== Exercise material

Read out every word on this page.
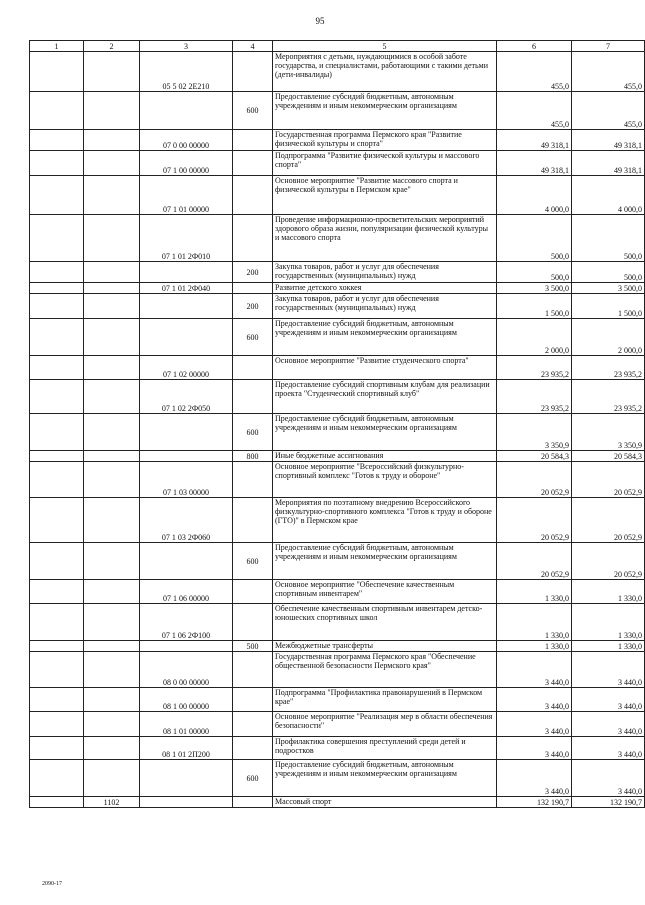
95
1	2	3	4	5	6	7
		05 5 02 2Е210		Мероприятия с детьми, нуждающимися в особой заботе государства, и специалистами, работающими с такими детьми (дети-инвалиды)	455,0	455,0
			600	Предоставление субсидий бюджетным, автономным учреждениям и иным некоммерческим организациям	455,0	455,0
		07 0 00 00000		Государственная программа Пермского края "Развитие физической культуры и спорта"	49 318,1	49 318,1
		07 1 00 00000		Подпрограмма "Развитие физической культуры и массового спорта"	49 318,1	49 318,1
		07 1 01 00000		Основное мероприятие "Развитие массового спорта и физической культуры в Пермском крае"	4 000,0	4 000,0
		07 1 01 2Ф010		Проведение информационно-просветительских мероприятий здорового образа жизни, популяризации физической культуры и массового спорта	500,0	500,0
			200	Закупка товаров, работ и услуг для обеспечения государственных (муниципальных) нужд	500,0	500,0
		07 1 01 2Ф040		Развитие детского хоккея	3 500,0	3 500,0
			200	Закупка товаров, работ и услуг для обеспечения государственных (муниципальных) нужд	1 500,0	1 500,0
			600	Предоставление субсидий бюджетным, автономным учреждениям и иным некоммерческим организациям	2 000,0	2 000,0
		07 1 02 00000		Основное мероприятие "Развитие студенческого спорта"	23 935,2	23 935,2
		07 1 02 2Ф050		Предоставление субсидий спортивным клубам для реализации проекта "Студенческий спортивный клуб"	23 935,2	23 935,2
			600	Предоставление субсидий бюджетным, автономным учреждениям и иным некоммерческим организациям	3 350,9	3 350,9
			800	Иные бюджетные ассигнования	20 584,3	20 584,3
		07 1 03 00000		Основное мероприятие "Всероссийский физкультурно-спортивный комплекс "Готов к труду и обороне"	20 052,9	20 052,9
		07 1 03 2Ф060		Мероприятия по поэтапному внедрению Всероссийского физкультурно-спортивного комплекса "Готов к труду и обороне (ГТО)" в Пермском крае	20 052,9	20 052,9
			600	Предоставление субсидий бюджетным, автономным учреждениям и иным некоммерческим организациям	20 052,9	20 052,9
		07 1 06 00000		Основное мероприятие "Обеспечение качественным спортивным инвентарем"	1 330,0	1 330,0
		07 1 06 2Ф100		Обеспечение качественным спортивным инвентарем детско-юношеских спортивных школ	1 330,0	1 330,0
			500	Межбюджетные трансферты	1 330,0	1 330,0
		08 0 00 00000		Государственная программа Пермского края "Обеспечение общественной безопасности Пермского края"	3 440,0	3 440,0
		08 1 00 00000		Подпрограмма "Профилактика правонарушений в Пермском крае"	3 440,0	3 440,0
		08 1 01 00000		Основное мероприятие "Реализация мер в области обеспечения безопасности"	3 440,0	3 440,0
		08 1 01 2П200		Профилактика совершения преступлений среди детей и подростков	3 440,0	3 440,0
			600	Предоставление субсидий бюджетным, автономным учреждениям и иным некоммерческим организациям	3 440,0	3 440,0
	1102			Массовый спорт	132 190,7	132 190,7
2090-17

====
== Exercise material

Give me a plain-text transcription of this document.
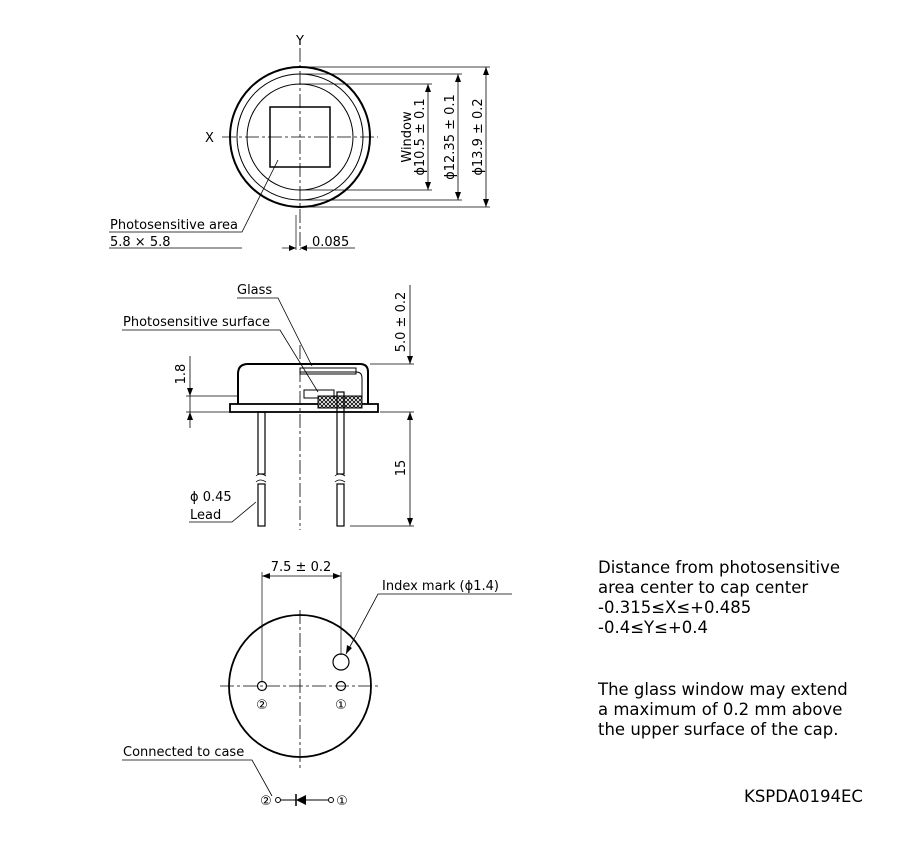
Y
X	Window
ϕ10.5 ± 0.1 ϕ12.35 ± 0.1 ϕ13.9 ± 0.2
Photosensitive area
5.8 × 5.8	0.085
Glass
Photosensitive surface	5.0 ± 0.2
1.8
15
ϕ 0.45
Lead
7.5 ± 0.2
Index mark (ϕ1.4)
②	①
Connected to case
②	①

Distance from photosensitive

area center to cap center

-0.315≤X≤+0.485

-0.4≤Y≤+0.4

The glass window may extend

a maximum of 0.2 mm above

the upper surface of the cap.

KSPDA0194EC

====

**Task**: Write only the number of lines in the data above that include "учреждениям".

**Answer below**: 5